What is required> Output each entry below as it stands, leaving out every picture.

Records for the exercise>
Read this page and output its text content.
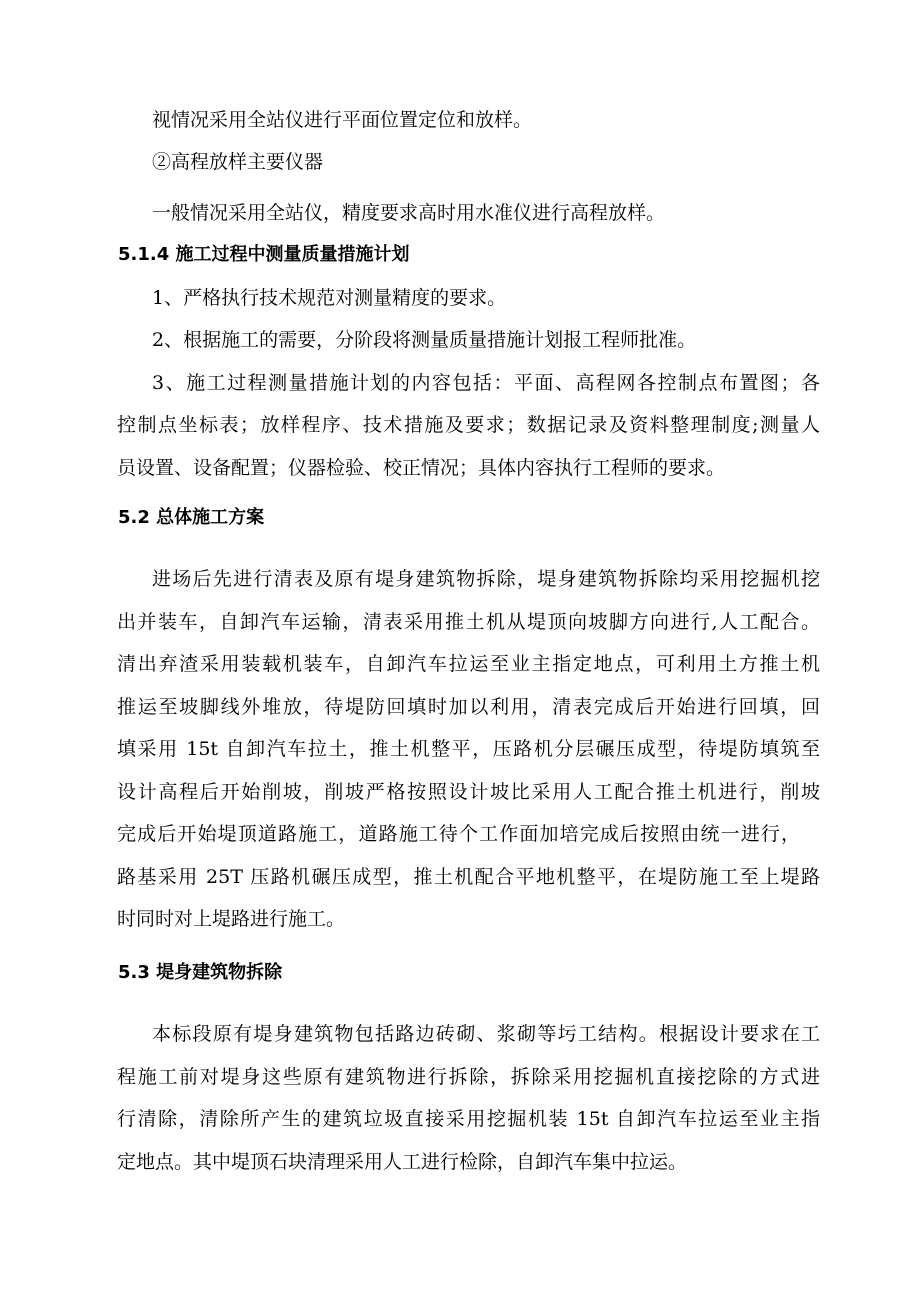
视情况采用全站仪进行平面位置定位和放样。
②高程放样主要仪器
一般情况采用全站仪，精度要求高时用水准仪进行高程放样。
5.1.4 施工过程中测量质量措施计划
1、严格执行技术规范对测量精度的要求。
2、根据施工的需要，分阶段将测量质量措施计划报工程师批准。
3、施工过程测量措施计划的内容包括：平面、高程网各控制点布置图；各
控制点坐标表；放样程序、技术措施及要求；数据记录及资料整理制度;测量人
员设置、设备配置；仪器检验、校正情况；具体内容执行工程师的要求。
5.2 总体施工方案
进场后先进行清表及原有堤身建筑物拆除，堤身建筑物拆除均采用挖掘机挖
出并装车，自卸汽车运输，清表采用推土机从堤顶向坡脚方向进行,人工配合。
清出弃渣采用装载机装车，自卸汽车拉运至业主指定地点，可利用土方推土机
推运至坡脚线外堆放，待堤防回填时加以利用，清表完成后开始进行回填，回
填采用 15t 自卸汽车拉土，推土机整平，压路机分层碾压成型，待堤防填筑至
设计高程后开始削坡，削坡严格按照设计坡比采用人工配合推土机进行，削坡
完成后开始堤顶道路施工，道路施工待个工作面加培完成后按照由统一进行，
路基采用 25T 压路机碾压成型，推土机配合平地机整平，在堤防施工至上堤路
时同时对上堤路进行施工。
5.3 堤身建筑物拆除
本标段原有堤身建筑物包括路边砖砌、浆砌等圬工结构。根据设计要求在工
程施工前对堤身这些原有建筑物进行拆除，拆除采用挖掘机直接挖除的方式进
行清除，清除所产生的建筑垃圾直接采用挖掘机装 15t 自卸汽车拉运至业主指
定地点。其中堤顶石块清理采用人工进行检除，自卸汽车集中拉运。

Full answer>
Read this page and output its text content.
视情况采用全站仪进行平面位置定位和放样。
②高程放样主要仪器
一般情况采用全站仪，精度要求高时用水准仪进行高程放样。
5.1.4 施工过程中测量质量措施计划
1、严格执行技术规范对测量精度的要求。
2、根据施工的需要，分阶段将测量质量措施计划报工程师批准。
3、施工过程测量措施计划的内容包括：平面、高程网各控制点布置图；各
控制点坐标表；放样程序、技术措施及要求；数据记录及资料整理制度;测量人
员设置、设备配置；仪器检验、校正情况；具体内容执行工程师的要求。
5.2 总体施工方案
进场后先进行清表及原有堤身建筑物拆除，堤身建筑物拆除均采用挖掘机挖
出并装车，自卸汽车运输，清表采用推土机从堤顶向坡脚方向进行,人工配合。
清出弃渣采用装载机装车，自卸汽车拉运至业主指定地点，可利用土方推土机
推运至坡脚线外堆放，待堤防回填时加以利用，清表完成后开始进行回填，回
填采用 15t 自卸汽车拉土，推土机整平，压路机分层碾压成型，待堤防填筑至
设计高程后开始削坡，削坡严格按照设计坡比采用人工配合推土机进行，削坡
完成后开始堤顶道路施工，道路施工待个工作面加培完成后按照由统一进行，
路基采用 25T 压路机碾压成型，推土机配合平地机整平，在堤防施工至上堤路
时同时对上堤路进行施工。
5.3 堤身建筑物拆除
本标段原有堤身建筑物包括路边砖砌、浆砌等圬工结构。根据设计要求在工
程施工前对堤身这些原有建筑物进行拆除，拆除采用挖掘机直接挖除的方式进
行清除，清除所产生的建筑垃圾直接采用挖掘机装 15t 自卸汽车拉运至业主指
定地点。其中堤顶石块清理采用人工进行检除，自卸汽车集中拉运。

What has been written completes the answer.